* start *

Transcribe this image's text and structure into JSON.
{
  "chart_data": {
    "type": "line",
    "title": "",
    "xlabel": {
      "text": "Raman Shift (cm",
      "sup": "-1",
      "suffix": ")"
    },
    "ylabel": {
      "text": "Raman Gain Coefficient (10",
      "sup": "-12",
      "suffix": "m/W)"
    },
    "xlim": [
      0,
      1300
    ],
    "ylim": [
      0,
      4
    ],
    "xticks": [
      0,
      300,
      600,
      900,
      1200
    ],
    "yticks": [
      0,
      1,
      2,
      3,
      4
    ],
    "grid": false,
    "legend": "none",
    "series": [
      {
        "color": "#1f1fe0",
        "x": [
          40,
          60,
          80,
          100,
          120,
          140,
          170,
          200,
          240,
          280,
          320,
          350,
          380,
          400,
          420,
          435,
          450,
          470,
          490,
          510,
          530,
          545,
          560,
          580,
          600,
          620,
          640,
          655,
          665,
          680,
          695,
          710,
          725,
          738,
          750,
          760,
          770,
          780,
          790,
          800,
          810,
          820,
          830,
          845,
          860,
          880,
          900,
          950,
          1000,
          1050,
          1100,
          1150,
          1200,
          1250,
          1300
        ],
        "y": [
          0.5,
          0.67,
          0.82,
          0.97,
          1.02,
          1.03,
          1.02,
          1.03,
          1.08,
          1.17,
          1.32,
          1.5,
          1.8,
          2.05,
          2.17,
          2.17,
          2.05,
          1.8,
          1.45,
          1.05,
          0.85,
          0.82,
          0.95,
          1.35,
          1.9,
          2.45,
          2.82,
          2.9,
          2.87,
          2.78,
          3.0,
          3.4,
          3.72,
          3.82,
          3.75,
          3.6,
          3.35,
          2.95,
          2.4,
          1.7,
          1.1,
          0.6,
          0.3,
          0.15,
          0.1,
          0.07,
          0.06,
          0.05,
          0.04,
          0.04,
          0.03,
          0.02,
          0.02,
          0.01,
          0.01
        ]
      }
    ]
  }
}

* end *

> [Required task]
Of the lines above, copy each that contains "text".

> [Solution for this task]
Transcribe this image's text and structure into JSON.
      "text": "Raman Shift (cm",
      "text": "Raman Gain Coefficient (10",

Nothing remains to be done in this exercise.